▸ **TASK TO CARRY OUT**:
Exactly retype the lines below from the one containing "Enumerate this screenshot's" through the end of the listing. Leave pictures out.

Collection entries
☆ ☆ ☆ ☆ ☆ ☆ ☆
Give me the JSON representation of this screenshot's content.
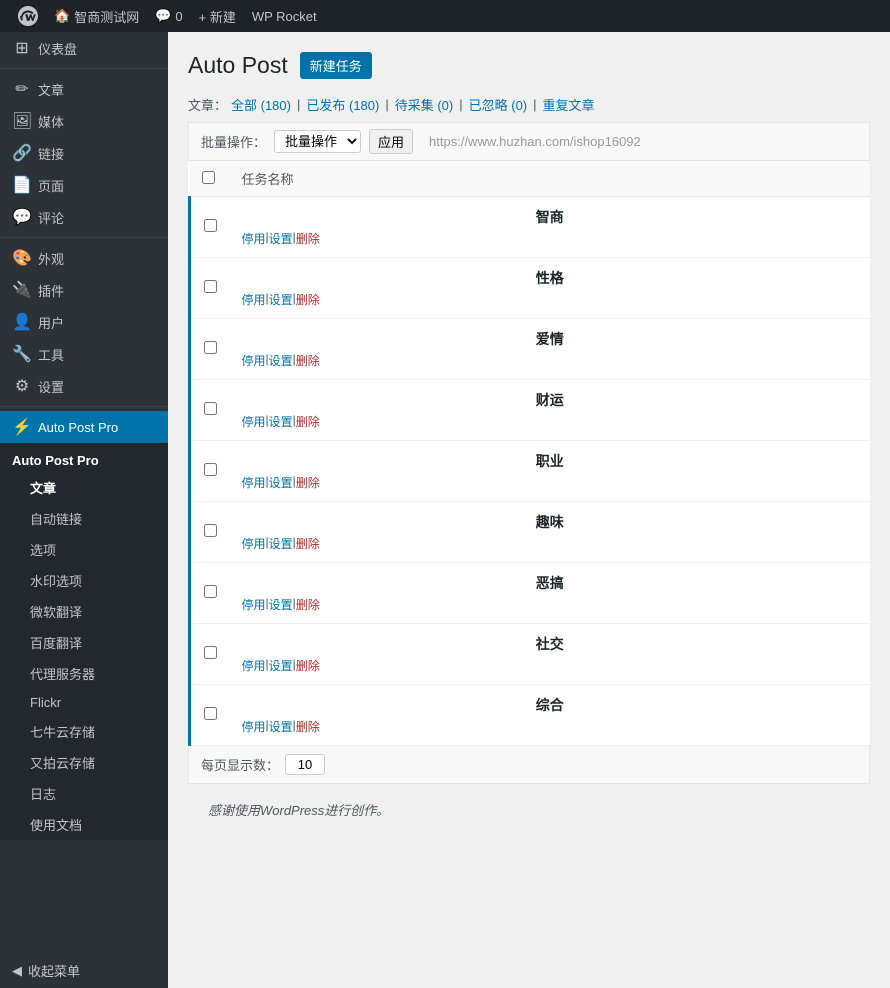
{
  "adminBar": {
    "siteName": "智商测试网",
    "commentCount": "0",
    "newLabel": "+ 新建",
    "wpRocket": "WP Rocket"
  },
  "sidebar": {
    "dashboard": "仪表盘",
    "posts": "文章",
    "media": "媒体",
    "links": "链接",
    "pages": "页面",
    "comments": "评论",
    "appearance": "外观",
    "plugins": "插件",
    "users": "用户",
    "tools": "工具",
    "settings": "设置",
    "autoPostPro": "Auto Post Pro",
    "subMenu": {
      "header": "Auto Post Pro",
      "items": [
        {
          "label": "文章",
          "active": false
        },
        {
          "label": "自动链接",
          "active": false
        },
        {
          "label": "选项",
          "active": false
        },
        {
          "label": "水印选项",
          "active": false
        },
        {
          "label": "微软翻译",
          "active": false
        },
        {
          "label": "百度翻译",
          "active": false
        },
        {
          "label": "代理服务器",
          "active": false
        },
        {
          "label": "Flickr",
          "active": false
        },
        {
          "label": "七牛云存储",
          "active": false
        },
        {
          "label": "又拍云存储",
          "active": false
        },
        {
          "label": "日志",
          "active": false
        },
        {
          "label": "使用文档",
          "active": false
        }
      ]
    },
    "collapseMenu": "收起菜单"
  },
  "page": {
    "title": "Auto Post",
    "newTaskBtn": "新建任务"
  },
  "filterBar": {
    "postLabel": "文章：",
    "all": "全部 (180)",
    "published": "已发布 (180)",
    "pending": "待采集 (0)",
    "ignored": "已忽略 (0)",
    "duplicate": "重复文章"
  },
  "bulkBar": {
    "actionLabel": "批量操作：",
    "applyLabel": "应用",
    "urlHint": "https://www.huzhan.com/ishop16092"
  },
  "table": {
    "checkboxHeader": "",
    "nameHeader": "任务名称",
    "rows": [
      {
        "name": "智商",
        "stop": "停用",
        "settings": "设置",
        "delete": "删除"
      },
      {
        "name": "性格",
        "stop": "停用",
        "settings": "设置",
        "delete": "删除"
      },
      {
        "name": "爱情",
        "stop": "停用",
        "settings": "设置",
        "delete": "删除"
      },
      {
        "name": "财运",
        "stop": "停用",
        "settings": "设置",
        "delete": "删除"
      },
      {
        "name": "职业",
        "stop": "停用",
        "settings": "设置",
        "delete": "删除"
      },
      {
        "name": "趣味",
        "stop": "停用",
        "settings": "设置",
        "delete": "删除"
      },
      {
        "name": "恶搞",
        "stop": "停用",
        "settings": "设置",
        "delete": "删除"
      },
      {
        "name": "社交",
        "stop": "停用",
        "settings": "设置",
        "delete": "删除"
      },
      {
        "name": "综合",
        "stop": "停用",
        "settings": "设置",
        "delete": "删除"
      }
    ]
  },
  "pagination": {
    "label": "每页显示数：",
    "value": "10"
  },
  "footer": {
    "text": "感谢使用WordPress进行创作。"
  }
}
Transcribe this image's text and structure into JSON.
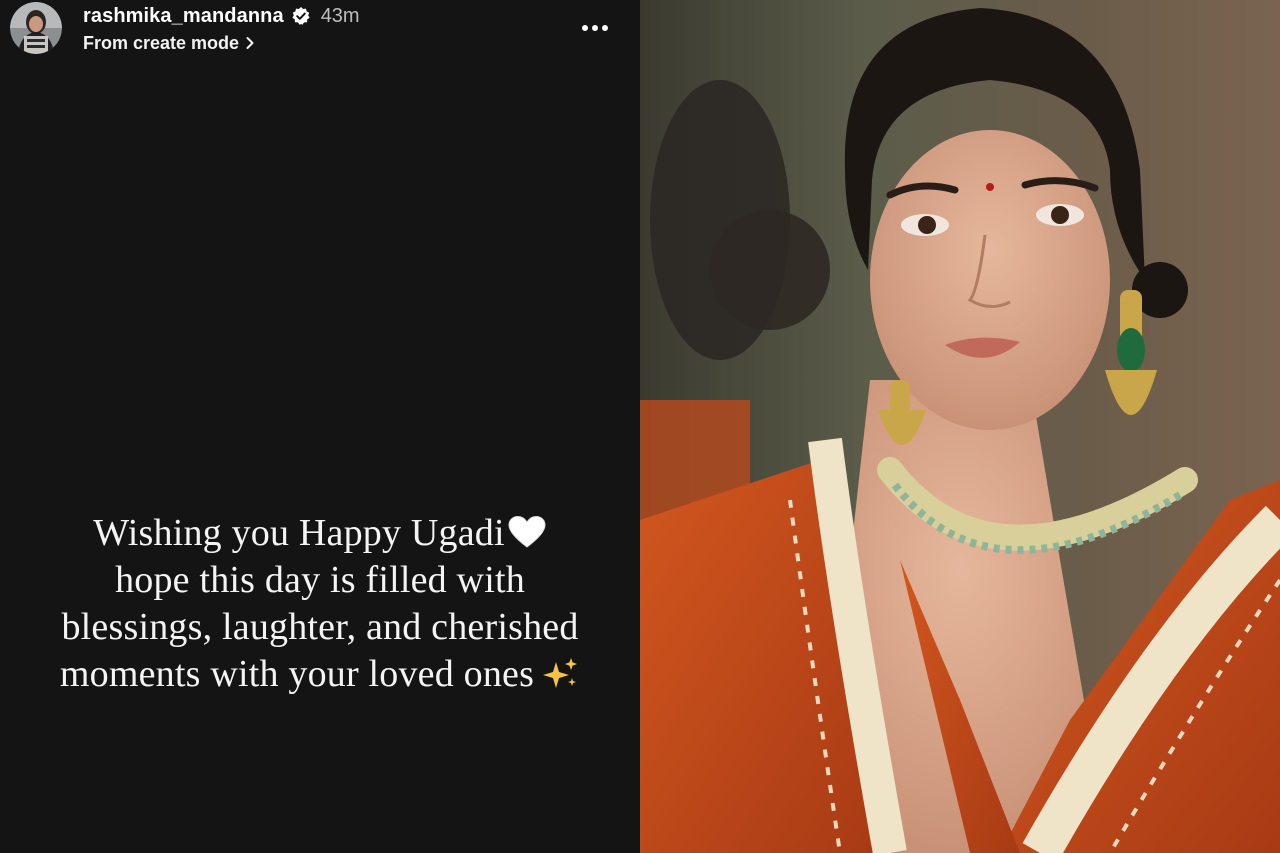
{
  "story": {
    "username": "rashmika_mandanna",
    "timestamp": "43m",
    "subtitle": "From create mode",
    "text_lines": [
      "Wishing you Happy Ugadi",
      "hope this day is filled with",
      "blessings, laughter, and cherished",
      "moments with your loved ones"
    ],
    "icons": {
      "verified": "verified-badge-icon",
      "subtitle_chevron": "chevron-right-icon",
      "more": "more-options-icon",
      "heart": "white-heart-emoji",
      "sparkles": "sparkles-emoji"
    }
  },
  "photo": {
    "subject": "portrait-photo"
  },
  "colors": {
    "story_bg": "#141414",
    "text": "#f4f4f4",
    "timestamp": "#bdbdbd",
    "saree": "#c24a1c",
    "sparkle": "#f5c542"
  }
}
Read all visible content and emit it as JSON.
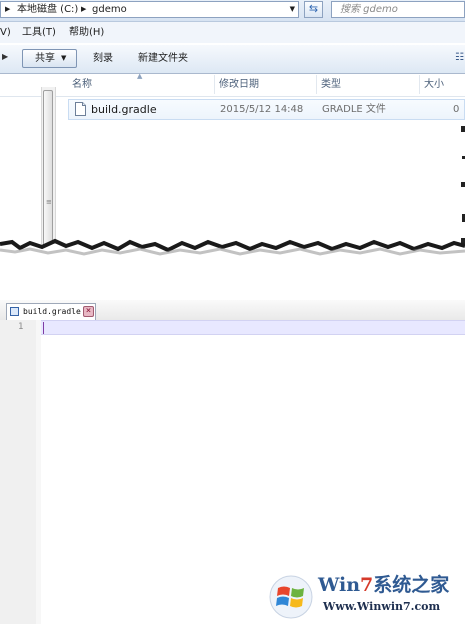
{
  "explorer": {
    "address": {
      "drive": "本地磁盘 (C:)",
      "folder": "gdemo"
    },
    "search_placeholder": "搜索 gdemo",
    "menu": {
      "view_fragment": "V)",
      "tools": "工具(T)",
      "help": "帮助(H)"
    },
    "toolbar": {
      "share": "共享",
      "burn": "刻录",
      "new_folder": "新建文件夹"
    },
    "columns": {
      "name": "名称",
      "date": "修改日期",
      "type": "类型",
      "size": "大小"
    },
    "files": [
      {
        "name": "build.gradle",
        "date": "2015/5/12 14:48",
        "type": "GRADLE 文件",
        "size": "0"
      }
    ]
  },
  "editor": {
    "tab_label": "build.gradle",
    "line_numbers": [
      "1"
    ]
  },
  "watermark": {
    "brand_win": "Win",
    "brand_seven": "7",
    "brand_tail": "系统之家",
    "url": "Www.Winwin7.com"
  },
  "colors": {
    "explorer_chrome": "#dde8f4",
    "current_line": "#e8e8ff",
    "brand_blue": "#2f5a92",
    "brand_red": "#d63a2a"
  }
}
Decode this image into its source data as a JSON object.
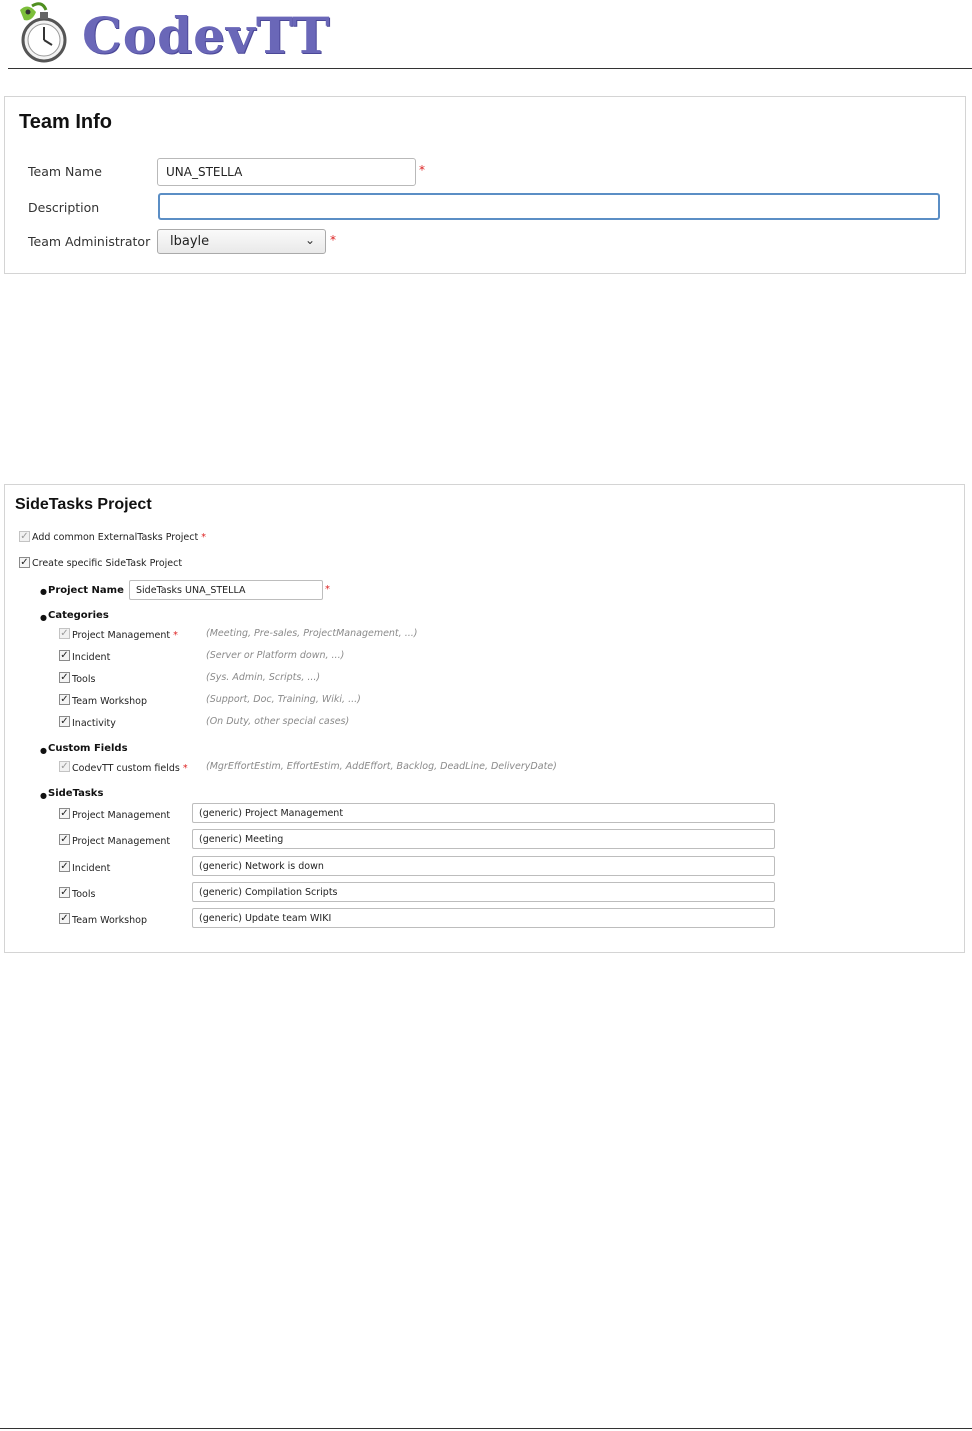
{
  "header": {
    "app_name": "CodevTT"
  },
  "team_info": {
    "title": "Team Info",
    "team_name_label": "Team Name",
    "team_name_value": "UNA_STELLA",
    "description_label": "Description",
    "description_value": "",
    "admin_label": "Team Administrator",
    "admin_value": "lbayle",
    "required_mark": "*"
  },
  "sidetasks": {
    "title": "SideTasks Project",
    "add_common_label": "Add common ExternalTasks Project",
    "create_specific_label": "Create specific SideTask Project",
    "project_name_label": "Project Name",
    "project_name_value": "SideTasks UNA_STELLA",
    "categories_label": "Categories",
    "categories": [
      {
        "label": "Project Management",
        "hint": "(Meeting, Pre-sales, ProjectManagement, ...)"
      },
      {
        "label": "Incident",
        "hint": "(Server or Platform down, ...)"
      },
      {
        "label": "Tools",
        "hint": "(Sys. Admin, Scripts, ...)"
      },
      {
        "label": "Team Workshop",
        "hint": "(Support, Doc, Training, Wiki, ...)"
      },
      {
        "label": "Inactivity",
        "hint": "(On Duty, other special cases)"
      }
    ],
    "custom_fields_label": "Custom Fields",
    "custom_fields_item": "CodevTT custom fields",
    "custom_fields_hint": "(MgrEffortEstim, EffortEstim, AddEffort, Backlog, DeadLine, DeliveryDate)",
    "sidetasks_label": "SideTasks",
    "tasks": [
      {
        "label": "Project Management",
        "value": "(generic) Project Management"
      },
      {
        "label": "Project Management",
        "value": "(generic) Meeting"
      },
      {
        "label": "Incident",
        "value": "(generic) Network is down"
      },
      {
        "label": "Tools",
        "value": "(generic) Compilation Scripts"
      },
      {
        "label": "Team Workshop",
        "value": "(generic) Update team WIKI"
      }
    ]
  }
}
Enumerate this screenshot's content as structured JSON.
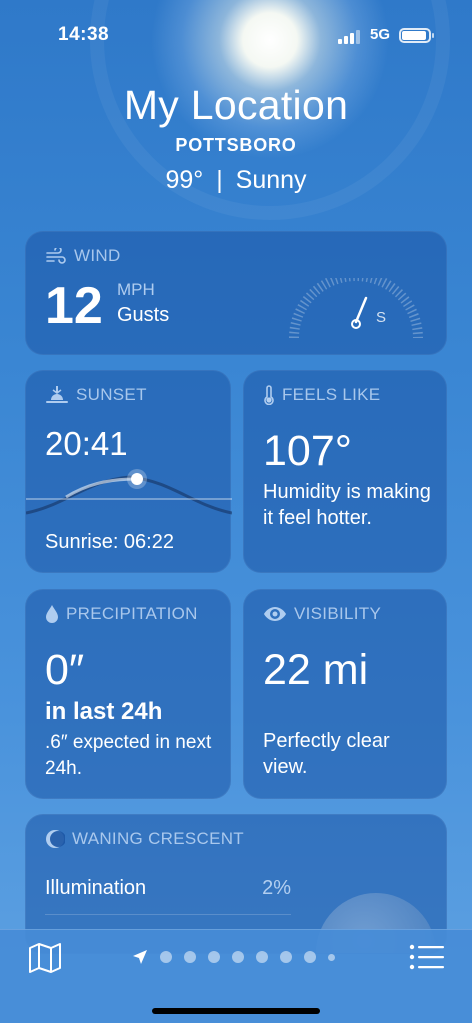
{
  "status_bar": {
    "time": "14:38",
    "network": "5G"
  },
  "header": {
    "title": "My Location",
    "place": "POTTSBORO",
    "temperature": "99°",
    "condition": "Sunny"
  },
  "wind": {
    "label": "WIND",
    "speed": "12",
    "unit": "MPH",
    "gusts_label": "Gusts",
    "direction": "S"
  },
  "sunset": {
    "label": "SUNSET",
    "time": "20:41",
    "sunrise": "Sunrise: 06:22"
  },
  "feels_like": {
    "label": "FEELS LIKE",
    "value": "107°",
    "description": "Humidity is making it feel hotter."
  },
  "precipitation": {
    "label": "PRECIPITATION",
    "value": "0″",
    "period": "in last 24h",
    "description": ".6″ expected in next 24h."
  },
  "visibility": {
    "label": "VISIBILITY",
    "value": "22 mi",
    "description": "Perfectly clear view."
  },
  "moon": {
    "label": "WANING CRESCENT",
    "rows": [
      {
        "name": "Illumination",
        "value": "2%"
      }
    ]
  },
  "bottom_bar": {
    "page_dots": 7,
    "active_page": 0
  },
  "colors": {
    "background": "#3a86d3",
    "card": "#1c56a5",
    "label": "#bed7f5"
  },
  "icons": [
    "wind-icon",
    "sunset-icon",
    "thermometer-icon",
    "drop-icon",
    "eye-icon",
    "moon-icon",
    "map-icon",
    "location-arrow-icon",
    "list-icon"
  ]
}
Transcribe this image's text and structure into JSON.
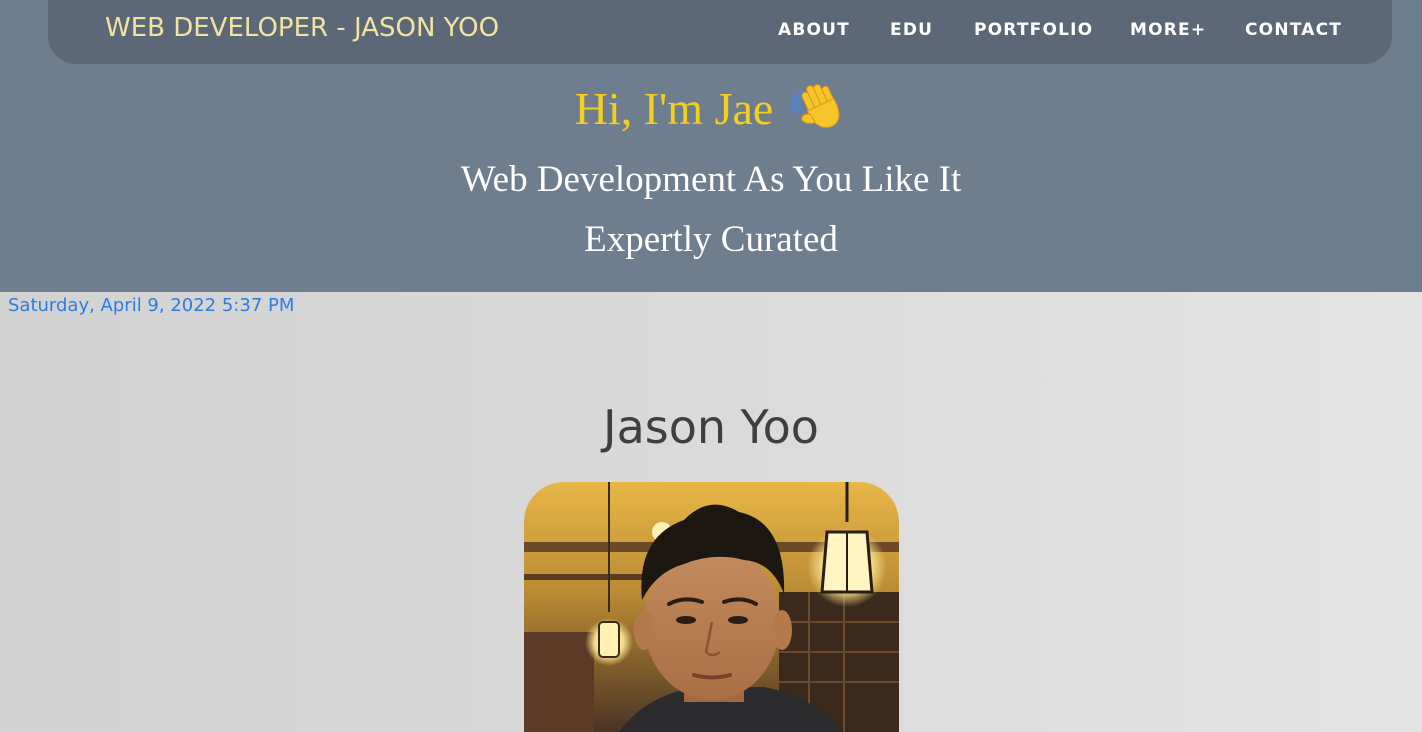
{
  "navbar": {
    "brand": "WEB DEVELOPER - JASON YOO",
    "links": [
      "ABOUT",
      "EDU",
      "PORTFOLIO",
      "MORE+",
      "CONTACT"
    ]
  },
  "hero": {
    "greeting": "Hi, I'm Jae",
    "greeting_icon": "waving-hand-icon",
    "tagline_line1": "Web Development As You Like It",
    "tagline_line2": "Expertly Curated"
  },
  "datetime": "Saturday, April 9, 2022 5:37 PM",
  "profile": {
    "name": "Jason Yoo",
    "photo_icon": "profile-photo"
  },
  "colors": {
    "hero_bg": "#6f7e8f",
    "navbar_bg": "#5c6878",
    "brand_text": "#f1e3a1",
    "greeting": "#f5cf1f",
    "datetime": "#2a7ee0",
    "name_text": "#3f3f3f"
  }
}
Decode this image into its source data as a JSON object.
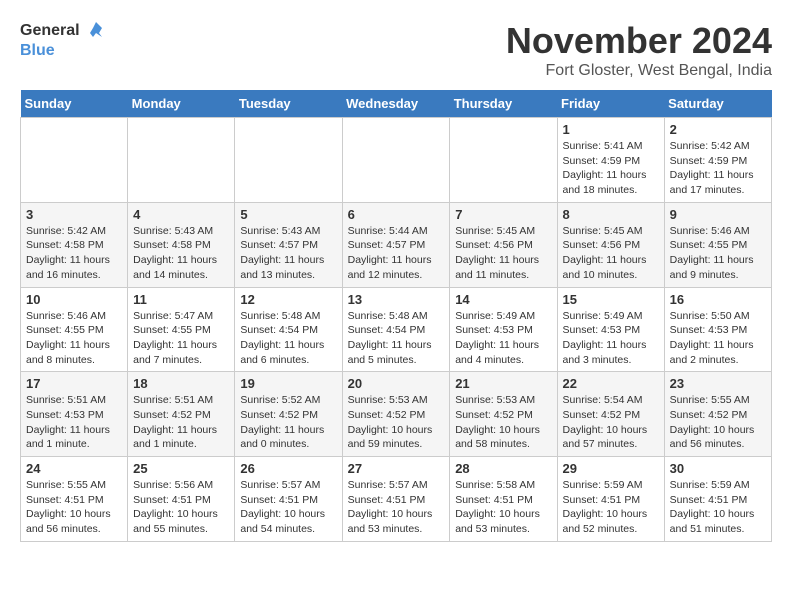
☆ ☆ ☆ ☆ ☆ ☆ ☆
▸ **REPLY**:
Enumerate this screenshot's content as structured JSON.
{
  "status_bar": {
    "time": "14:38",
    "network": "5G"
  },
  "header": {
    "title": "My Location",
    "place": "POTTSBORO",
    "temperature": "99°",
    "condition": "Sunny"
  },
  "wind": {
    "label": "WIND",
    "speed": "12",
    "unit": "MPH",
    "gusts_label": "Gusts",
    "direction": "S"
  },
  "sunset": {
    "label": "SUNSET",
    "time": "20:41",
    "sunrise": "Sunrise: 06:22"
  },
  "feels_like": {
    "label": "FEELS LIKE",
    "value": "107°",
    "description": "Humidity is making it feel hotter."
  },
  "precipitation": {
    "label": "PRECIPITATION",
    "value": "0″",
    "period": "in last 24h",
    "description": ".6″ expected in next 24h."
  },
  "visibility": {
    "label": "VISIBILITY",
    "value": "22 mi",
    "description": "Perfectly clear view."
  },
  "moon": {
    "label": "WANING CRESCENT",
    "rows": [
      {
        "name": "Illumination",
        "value": "2%"
      }
    ]
  },
  "bottom_bar": {
    "page_dots": 7,
    "active_page": 0
  },
  "colors": {
    "background": "#3a86d3",
    "card": "#1c56a5",
    "label": "#bed7f5"
  },
  "icons": [
    "wind-icon",
    "sunset-icon",
    "thermometer-icon",
    "drop-icon",
    "eye-icon",
    "moon-icon",
    "map-icon",
    "location-arrow-icon",
    "list-icon"
  ]
}
Transcribe this image's text and structure into JSON.
{
  "navbar": {
    "brand": "WEB DEVELOPER - JASON YOO",
    "links": [
      "ABOUT",
      "EDU",
      "PORTFOLIO",
      "MORE+",
      "CONTACT"
    ]
  },
  "hero": {
    "greeting": "Hi, I'm Jae",
    "greeting_icon": "waving-hand-icon",
    "tagline_line1": "Web Development As You Like It",
    "tagline_line2": "Expertly Curated"
  },
  "datetime": "Saturday, April 9, 2022 5:37 PM",
  "profile": {
    "name": "Jason Yoo",
    "photo_icon": "profile-photo"
  },
  "colors": {
    "hero_bg": "#6f7e8f",
    "navbar_bg": "#5c6878",
    "brand_text": "#f1e3a1",
    "greeting": "#f5cf1f",
    "datetime": "#2a7ee0",
    "name_text": "#3f3f3f"
  }
}
Decode this image into its source data as a JSON object.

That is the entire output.